▸ **YOUR OBJECTIVE**
Your task is to reproduce the entries below word for word.
* * * * * * *
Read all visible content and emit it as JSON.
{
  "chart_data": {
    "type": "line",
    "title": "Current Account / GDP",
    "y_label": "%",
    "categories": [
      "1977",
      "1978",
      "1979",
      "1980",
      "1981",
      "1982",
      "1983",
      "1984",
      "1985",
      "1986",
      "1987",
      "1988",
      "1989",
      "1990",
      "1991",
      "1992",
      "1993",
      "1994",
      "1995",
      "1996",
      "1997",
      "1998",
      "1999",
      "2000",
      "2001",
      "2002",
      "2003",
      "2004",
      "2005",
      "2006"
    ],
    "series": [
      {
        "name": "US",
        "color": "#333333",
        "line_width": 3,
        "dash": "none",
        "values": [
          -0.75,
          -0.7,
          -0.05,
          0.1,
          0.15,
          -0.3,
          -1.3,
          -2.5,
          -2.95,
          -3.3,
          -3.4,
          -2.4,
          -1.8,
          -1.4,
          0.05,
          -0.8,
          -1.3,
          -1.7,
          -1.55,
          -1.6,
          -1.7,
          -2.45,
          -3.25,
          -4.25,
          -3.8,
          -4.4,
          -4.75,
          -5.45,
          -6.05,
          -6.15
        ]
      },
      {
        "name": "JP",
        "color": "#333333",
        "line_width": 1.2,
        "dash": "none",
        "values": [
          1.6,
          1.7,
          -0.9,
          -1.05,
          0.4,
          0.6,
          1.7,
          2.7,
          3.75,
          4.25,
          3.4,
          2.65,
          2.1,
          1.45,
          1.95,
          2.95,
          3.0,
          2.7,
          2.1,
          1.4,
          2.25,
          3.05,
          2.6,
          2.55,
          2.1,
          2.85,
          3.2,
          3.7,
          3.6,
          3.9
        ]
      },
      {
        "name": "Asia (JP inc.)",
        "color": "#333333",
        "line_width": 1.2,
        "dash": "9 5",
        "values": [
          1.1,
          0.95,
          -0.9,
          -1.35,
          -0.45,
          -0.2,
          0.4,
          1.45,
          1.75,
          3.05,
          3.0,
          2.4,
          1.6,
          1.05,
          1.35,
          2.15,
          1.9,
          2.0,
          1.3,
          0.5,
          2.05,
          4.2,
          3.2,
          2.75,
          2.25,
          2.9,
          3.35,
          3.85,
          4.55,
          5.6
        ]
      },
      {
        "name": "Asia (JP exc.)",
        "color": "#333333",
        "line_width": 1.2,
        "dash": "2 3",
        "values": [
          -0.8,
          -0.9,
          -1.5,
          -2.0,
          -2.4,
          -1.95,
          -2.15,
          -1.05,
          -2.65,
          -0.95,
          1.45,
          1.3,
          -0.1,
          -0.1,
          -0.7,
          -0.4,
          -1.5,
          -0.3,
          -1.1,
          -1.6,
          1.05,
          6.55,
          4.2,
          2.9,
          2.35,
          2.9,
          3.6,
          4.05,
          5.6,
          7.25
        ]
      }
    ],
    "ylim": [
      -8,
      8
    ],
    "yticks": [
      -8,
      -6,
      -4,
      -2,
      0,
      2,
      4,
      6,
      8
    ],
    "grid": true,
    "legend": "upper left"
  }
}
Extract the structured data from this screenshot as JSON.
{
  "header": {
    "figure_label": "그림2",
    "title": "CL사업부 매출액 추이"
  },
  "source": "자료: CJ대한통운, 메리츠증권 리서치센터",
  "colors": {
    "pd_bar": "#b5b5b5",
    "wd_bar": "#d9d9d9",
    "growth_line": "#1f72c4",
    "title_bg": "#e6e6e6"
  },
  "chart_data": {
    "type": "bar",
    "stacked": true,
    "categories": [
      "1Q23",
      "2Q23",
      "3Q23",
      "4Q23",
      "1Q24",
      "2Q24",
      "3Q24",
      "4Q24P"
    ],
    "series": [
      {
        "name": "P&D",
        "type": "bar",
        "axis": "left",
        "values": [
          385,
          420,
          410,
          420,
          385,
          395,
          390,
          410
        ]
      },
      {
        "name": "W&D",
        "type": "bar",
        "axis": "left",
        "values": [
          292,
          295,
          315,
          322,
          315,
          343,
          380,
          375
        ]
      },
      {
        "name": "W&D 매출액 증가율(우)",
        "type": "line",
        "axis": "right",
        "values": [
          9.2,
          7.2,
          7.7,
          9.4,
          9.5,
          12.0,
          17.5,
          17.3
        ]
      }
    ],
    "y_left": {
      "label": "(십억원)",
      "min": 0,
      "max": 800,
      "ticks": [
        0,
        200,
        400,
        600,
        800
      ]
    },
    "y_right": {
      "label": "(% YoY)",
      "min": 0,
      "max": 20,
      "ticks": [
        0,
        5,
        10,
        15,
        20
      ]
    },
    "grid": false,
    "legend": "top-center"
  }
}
* * * * * * *
▸ **RESULT BELOW**
Read all visible content and emit it as JSON.
{
  "chart_data": {
    "type": "line",
    "title": "Current Account / GDP",
    "y_label": "%",
    "categories": [
      "1977",
      "1978",
      "1979",
      "1980",
      "1981",
      "1982",
      "1983",
      "1984",
      "1985",
      "1986",
      "1987",
      "1988",
      "1989",
      "1990",
      "1991",
      "1992",
      "1993",
      "1994",
      "1995",
      "1996",
      "1997",
      "1998",
      "1999",
      "2000",
      "2001",
      "2002",
      "2003",
      "2004",
      "2005",
      "2006"
    ],
    "series": [
      {
        "name": "US",
        "color": "#333333",
        "line_width": 3,
        "dash": "none",
        "values": [
          -0.75,
          -0.7,
          -0.05,
          0.1,
          0.15,
          -0.3,
          -1.3,
          -2.5,
          -2.95,
          -3.3,
          -3.4,
          -2.4,
          -1.8,
          -1.4,
          0.05,
          -0.8,
          -1.3,
          -1.7,
          -1.55,
          -1.6,
          -1.7,
          -2.45,
          -3.25,
          -4.25,
          -3.8,
          -4.4,
          -4.75,
          -5.45,
          -6.05,
          -6.15
        ]
      },
      {
        "name": "JP",
        "color": "#333333",
        "line_width": 1.2,
        "dash": "none",
        "values": [
          1.6,
          1.7,
          -0.9,
          -1.05,
          0.4,
          0.6,
          1.7,
          2.7,
          3.75,
          4.25,
          3.4,
          2.65,
          2.1,
          1.45,
          1.95,
          2.95,
          3.0,
          2.7,
          2.1,
          1.4,
          2.25,
          3.05,
          2.6,
          2.55,
          2.1,
          2.85,
          3.2,
          3.7,
          3.6,
          3.9
        ]
      },
      {
        "name": "Asia (JP inc.)",
        "color": "#333333",
        "line_width": 1.2,
        "dash": "9 5",
        "values": [
          1.1,
          0.95,
          -0.9,
          -1.35,
          -0.45,
          -0.2,
          0.4,
          1.45,
          1.75,
          3.05,
          3.0,
          2.4,
          1.6,
          1.05,
          1.35,
          2.15,
          1.9,
          2.0,
          1.3,
          0.5,
          2.05,
          4.2,
          3.2,
          2.75,
          2.25,
          2.9,
          3.35,
          3.85,
          4.55,
          5.6
        ]
      },
      {
        "name": "Asia (JP exc.)",
        "color": "#333333",
        "line_width": 1.2,
        "dash": "2 3",
        "values": [
          -0.8,
          -0.9,
          -1.5,
          -2.0,
          -2.4,
          -1.95,
          -2.15,
          -1.05,
          -2.65,
          -0.95,
          1.45,
          1.3,
          -0.1,
          -0.1,
          -0.7,
          -0.4,
          -1.5,
          -0.3,
          -1.1,
          -1.6,
          1.05,
          6.55,
          4.2,
          2.9,
          2.35,
          2.9,
          3.6,
          4.05,
          5.6,
          7.25
        ]
      }
    ],
    "ylim": [
      -8,
      8
    ],
    "yticks": [
      -8,
      -6,
      -4,
      -2,
      0,
      2,
      4,
      6,
      8
    ],
    "grid": true,
    "legend": "upper left"
  }
}
Extract the structured data from this screenshot as JSON.
{
  "header": {
    "figure_label": "그림2",
    "title": "CL사업부 매출액 추이"
  },
  "source": "자료: CJ대한통운, 메리츠증권 리서치센터",
  "colors": {
    "pd_bar": "#b5b5b5",
    "wd_bar": "#d9d9d9",
    "growth_line": "#1f72c4",
    "title_bg": "#e6e6e6"
  },
  "chart_data": {
    "type": "bar",
    "stacked": true,
    "categories": [
      "1Q23",
      "2Q23",
      "3Q23",
      "4Q23",
      "1Q24",
      "2Q24",
      "3Q24",
      "4Q24P"
    ],
    "series": [
      {
        "name": "P&D",
        "type": "bar",
        "axis": "left",
        "values": [
          385,
          420,
          410,
          420,
          385,
          395,
          390,
          410
        ]
      },
      {
        "name": "W&D",
        "type": "bar",
        "axis": "left",
        "values": [
          292,
          295,
          315,
          322,
          315,
          343,
          380,
          375
        ]
      },
      {
        "name": "W&D 매출액 증가율(우)",
        "type": "line",
        "axis": "right",
        "values": [
          9.2,
          7.2,
          7.7,
          9.4,
          9.5,
          12.0,
          17.5,
          17.3
        ]
      }
    ],
    "y_left": {
      "label": "(십억원)",
      "min": 0,
      "max": 800,
      "ticks": [
        0,
        200,
        400,
        600,
        800
      ]
    },
    "y_right": {
      "label": "(% YoY)",
      "min": 0,
      "max": 20,
      "ticks": [
        0,
        5,
        10,
        15,
        20
      ]
    },
    "grid": false,
    "legend": "top-center"
  }
}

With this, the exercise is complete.